- _STORED ROWS_:
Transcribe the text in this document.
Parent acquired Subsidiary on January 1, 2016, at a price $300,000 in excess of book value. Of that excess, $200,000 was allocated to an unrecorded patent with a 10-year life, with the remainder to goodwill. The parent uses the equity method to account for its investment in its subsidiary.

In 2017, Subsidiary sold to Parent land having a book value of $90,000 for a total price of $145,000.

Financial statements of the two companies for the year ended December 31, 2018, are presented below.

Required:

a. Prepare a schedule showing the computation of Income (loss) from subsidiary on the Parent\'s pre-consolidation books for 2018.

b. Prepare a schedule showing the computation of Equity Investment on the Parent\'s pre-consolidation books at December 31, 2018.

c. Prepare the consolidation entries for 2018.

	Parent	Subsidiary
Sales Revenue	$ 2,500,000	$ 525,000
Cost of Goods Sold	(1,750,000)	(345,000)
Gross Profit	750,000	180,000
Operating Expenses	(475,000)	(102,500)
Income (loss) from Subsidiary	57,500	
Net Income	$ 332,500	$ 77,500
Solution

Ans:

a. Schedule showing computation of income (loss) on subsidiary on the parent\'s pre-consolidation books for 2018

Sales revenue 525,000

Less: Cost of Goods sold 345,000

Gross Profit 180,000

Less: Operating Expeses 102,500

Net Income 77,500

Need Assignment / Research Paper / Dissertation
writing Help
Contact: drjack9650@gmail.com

* * *

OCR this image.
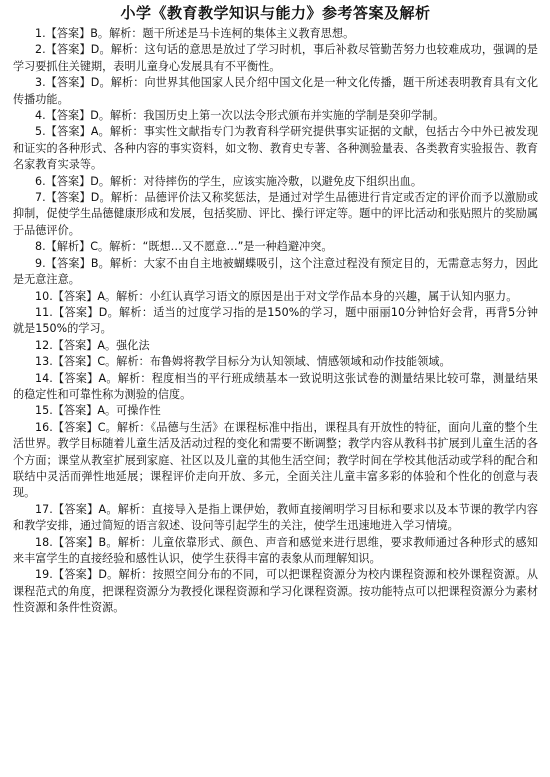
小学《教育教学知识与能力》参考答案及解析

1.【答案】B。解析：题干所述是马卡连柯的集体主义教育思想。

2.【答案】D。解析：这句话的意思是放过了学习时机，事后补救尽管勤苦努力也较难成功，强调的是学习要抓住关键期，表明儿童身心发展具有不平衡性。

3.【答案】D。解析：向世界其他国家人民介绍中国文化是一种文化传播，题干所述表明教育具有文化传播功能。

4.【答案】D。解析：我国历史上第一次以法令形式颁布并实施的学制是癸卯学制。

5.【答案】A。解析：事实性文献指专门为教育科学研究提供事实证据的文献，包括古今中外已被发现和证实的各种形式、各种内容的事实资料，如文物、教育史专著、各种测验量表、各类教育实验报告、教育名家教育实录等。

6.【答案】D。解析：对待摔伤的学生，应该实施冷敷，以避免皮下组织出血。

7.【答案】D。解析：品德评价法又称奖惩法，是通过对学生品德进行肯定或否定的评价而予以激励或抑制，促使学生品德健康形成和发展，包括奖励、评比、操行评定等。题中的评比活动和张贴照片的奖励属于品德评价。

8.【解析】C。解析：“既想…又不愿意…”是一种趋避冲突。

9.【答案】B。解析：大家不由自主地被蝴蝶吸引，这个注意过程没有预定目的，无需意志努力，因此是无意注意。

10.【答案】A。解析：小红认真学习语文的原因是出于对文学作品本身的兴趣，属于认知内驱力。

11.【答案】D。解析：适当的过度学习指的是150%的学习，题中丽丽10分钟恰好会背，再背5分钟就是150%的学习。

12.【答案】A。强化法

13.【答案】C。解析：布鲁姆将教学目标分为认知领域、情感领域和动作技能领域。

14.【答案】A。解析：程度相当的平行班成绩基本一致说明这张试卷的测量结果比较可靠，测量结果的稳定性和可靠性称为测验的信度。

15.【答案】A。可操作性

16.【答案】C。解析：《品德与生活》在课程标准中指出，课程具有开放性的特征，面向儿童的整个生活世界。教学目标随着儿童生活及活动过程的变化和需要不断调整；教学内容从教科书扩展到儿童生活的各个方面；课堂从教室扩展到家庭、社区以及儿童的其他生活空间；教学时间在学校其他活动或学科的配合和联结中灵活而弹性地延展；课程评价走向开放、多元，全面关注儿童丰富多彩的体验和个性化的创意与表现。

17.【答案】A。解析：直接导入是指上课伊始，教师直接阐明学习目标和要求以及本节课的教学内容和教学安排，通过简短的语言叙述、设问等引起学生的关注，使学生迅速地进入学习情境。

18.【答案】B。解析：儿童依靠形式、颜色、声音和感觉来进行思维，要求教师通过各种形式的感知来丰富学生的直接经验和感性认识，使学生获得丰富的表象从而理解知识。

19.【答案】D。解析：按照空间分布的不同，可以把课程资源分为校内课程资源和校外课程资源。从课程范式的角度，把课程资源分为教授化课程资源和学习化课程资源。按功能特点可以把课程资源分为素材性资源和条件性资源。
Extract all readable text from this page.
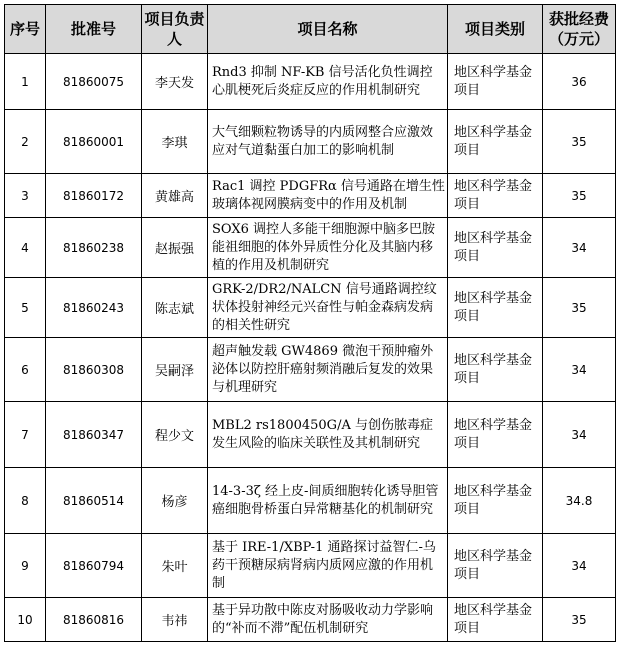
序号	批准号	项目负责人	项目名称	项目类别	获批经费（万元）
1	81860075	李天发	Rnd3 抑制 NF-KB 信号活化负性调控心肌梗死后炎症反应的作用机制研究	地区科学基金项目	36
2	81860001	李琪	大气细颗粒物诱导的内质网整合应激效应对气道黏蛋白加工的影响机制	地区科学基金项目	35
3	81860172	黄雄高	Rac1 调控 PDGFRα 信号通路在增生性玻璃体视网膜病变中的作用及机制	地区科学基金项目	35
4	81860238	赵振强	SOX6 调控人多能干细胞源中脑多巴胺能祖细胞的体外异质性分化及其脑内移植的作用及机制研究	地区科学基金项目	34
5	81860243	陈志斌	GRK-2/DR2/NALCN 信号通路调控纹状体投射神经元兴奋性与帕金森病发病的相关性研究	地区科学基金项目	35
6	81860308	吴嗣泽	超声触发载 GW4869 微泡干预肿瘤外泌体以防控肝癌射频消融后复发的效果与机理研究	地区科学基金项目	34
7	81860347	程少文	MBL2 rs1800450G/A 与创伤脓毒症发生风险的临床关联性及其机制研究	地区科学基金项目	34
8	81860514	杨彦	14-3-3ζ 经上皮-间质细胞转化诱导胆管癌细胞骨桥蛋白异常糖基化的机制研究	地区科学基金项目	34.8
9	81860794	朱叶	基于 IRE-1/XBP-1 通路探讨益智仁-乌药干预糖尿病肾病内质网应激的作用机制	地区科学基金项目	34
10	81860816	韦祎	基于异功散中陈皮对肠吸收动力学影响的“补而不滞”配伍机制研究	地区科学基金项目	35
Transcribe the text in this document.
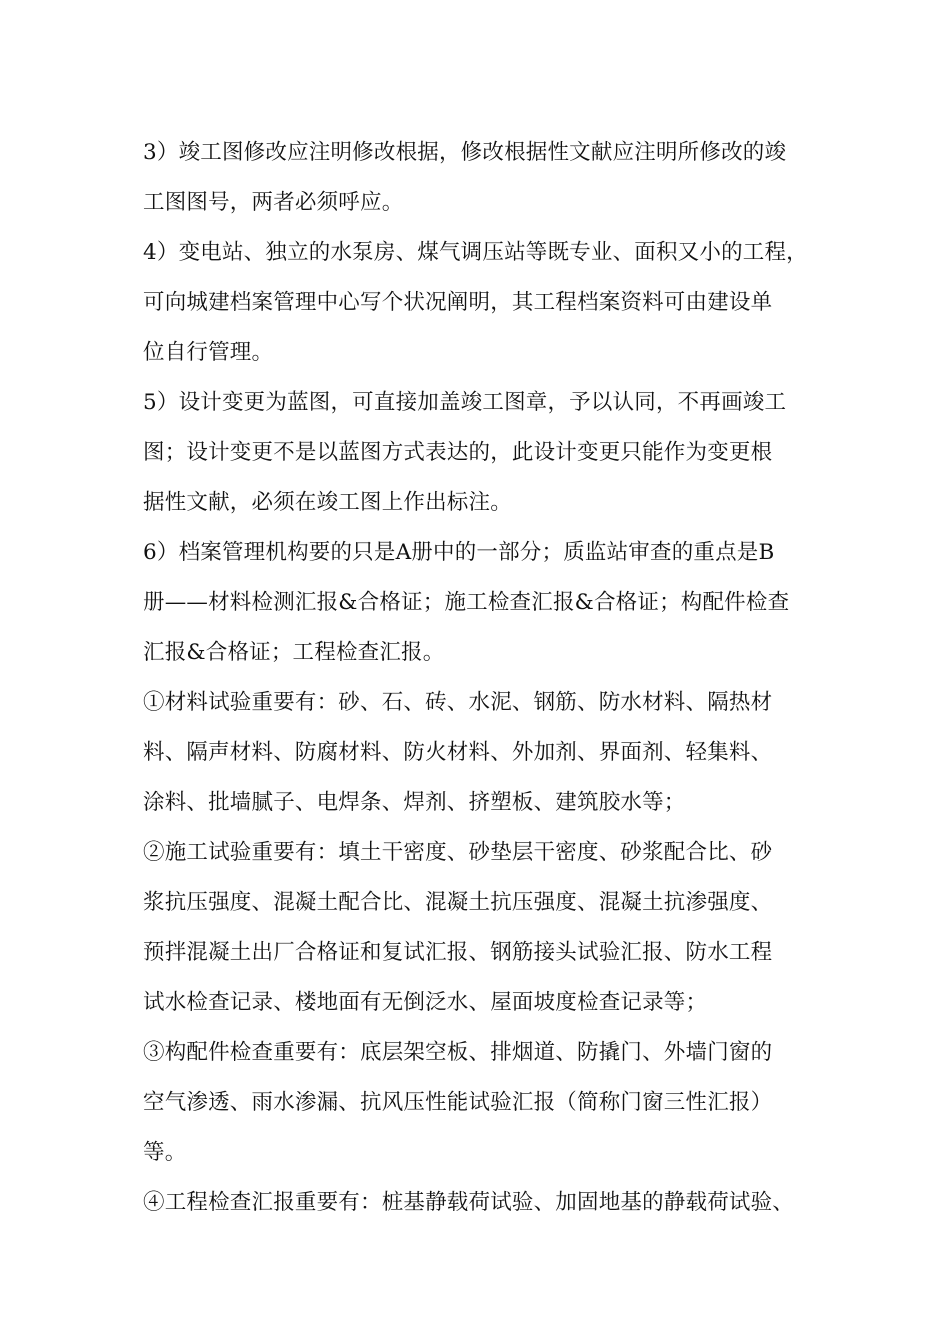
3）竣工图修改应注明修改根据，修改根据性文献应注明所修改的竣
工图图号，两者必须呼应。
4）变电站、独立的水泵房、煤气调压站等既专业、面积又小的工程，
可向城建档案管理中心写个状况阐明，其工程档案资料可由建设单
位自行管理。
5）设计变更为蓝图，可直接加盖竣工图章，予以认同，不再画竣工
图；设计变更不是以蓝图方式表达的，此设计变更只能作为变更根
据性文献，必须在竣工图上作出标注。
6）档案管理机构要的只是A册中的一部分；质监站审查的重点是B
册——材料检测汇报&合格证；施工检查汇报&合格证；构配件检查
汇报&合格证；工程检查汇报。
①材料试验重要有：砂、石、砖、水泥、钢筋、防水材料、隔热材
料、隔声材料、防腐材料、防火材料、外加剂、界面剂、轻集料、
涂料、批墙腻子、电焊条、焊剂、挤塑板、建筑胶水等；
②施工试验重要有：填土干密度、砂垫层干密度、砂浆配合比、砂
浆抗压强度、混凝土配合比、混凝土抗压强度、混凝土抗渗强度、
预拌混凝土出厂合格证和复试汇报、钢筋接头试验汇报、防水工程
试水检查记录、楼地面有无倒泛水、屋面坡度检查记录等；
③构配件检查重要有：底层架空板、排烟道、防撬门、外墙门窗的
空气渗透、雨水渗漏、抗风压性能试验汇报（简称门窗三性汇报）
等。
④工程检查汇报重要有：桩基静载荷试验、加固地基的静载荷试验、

- _WHAT YOU ARE ASKED TO DO_:
Reply with only the number of lines in the entries that contain the word "Goods".

- _FULL SOLUTION_:
2